Isolate every line in the data with the string "content" and copy it.

## Supplied entries:
==============================
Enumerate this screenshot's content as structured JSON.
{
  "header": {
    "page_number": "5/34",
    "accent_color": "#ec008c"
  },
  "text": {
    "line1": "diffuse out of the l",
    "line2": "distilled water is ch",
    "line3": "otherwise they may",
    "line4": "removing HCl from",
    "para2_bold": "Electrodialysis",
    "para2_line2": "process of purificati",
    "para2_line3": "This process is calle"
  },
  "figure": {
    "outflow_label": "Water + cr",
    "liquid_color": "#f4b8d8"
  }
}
==============================
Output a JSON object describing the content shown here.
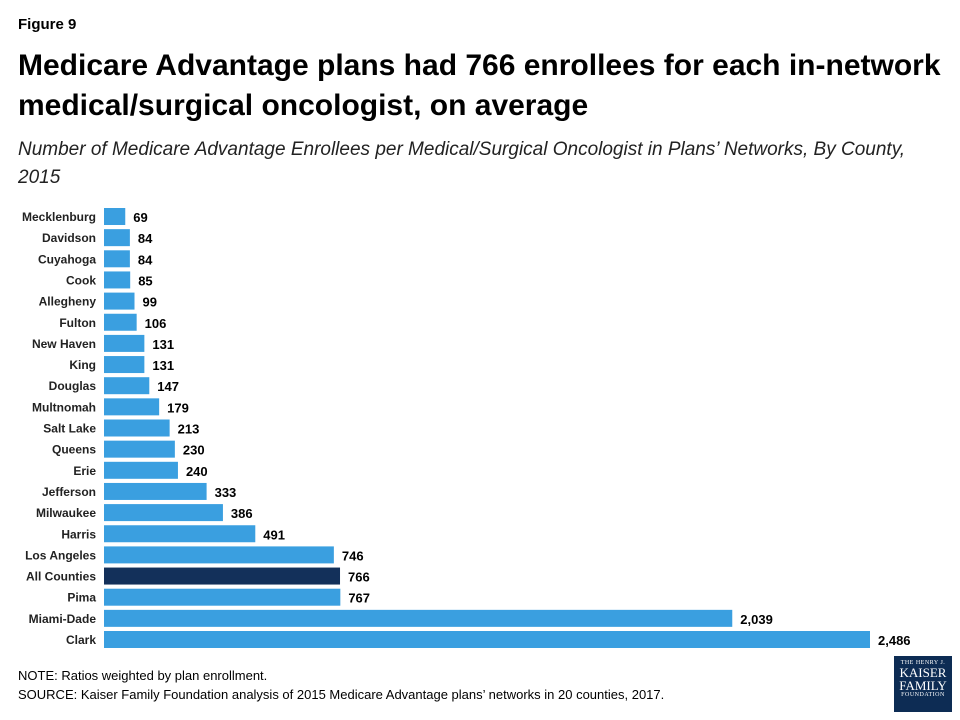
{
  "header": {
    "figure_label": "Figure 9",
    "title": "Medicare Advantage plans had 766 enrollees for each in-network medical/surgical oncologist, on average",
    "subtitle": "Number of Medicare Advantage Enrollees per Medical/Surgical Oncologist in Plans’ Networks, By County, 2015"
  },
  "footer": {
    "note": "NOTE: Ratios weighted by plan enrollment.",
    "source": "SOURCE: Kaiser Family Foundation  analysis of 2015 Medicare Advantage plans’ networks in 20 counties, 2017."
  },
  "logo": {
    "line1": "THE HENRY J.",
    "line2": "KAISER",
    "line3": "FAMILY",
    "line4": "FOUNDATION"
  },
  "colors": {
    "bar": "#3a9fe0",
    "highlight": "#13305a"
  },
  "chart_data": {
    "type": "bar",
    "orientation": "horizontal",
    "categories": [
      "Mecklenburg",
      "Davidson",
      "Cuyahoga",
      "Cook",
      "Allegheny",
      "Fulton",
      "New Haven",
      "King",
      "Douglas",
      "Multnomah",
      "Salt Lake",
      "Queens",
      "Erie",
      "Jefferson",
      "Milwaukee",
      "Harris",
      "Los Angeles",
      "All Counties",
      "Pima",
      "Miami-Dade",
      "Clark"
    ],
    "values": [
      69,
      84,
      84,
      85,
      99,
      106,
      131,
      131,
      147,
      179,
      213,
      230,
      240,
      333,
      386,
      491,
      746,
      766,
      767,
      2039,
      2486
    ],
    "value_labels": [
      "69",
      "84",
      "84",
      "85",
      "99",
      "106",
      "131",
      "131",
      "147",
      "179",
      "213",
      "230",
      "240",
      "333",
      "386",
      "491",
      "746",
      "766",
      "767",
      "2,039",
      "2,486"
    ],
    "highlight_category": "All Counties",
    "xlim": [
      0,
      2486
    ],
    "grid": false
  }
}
==============================
## Written solution:
Enumerate this screenshot's content as structured JSON.
Output a JSON object describing the content shown here.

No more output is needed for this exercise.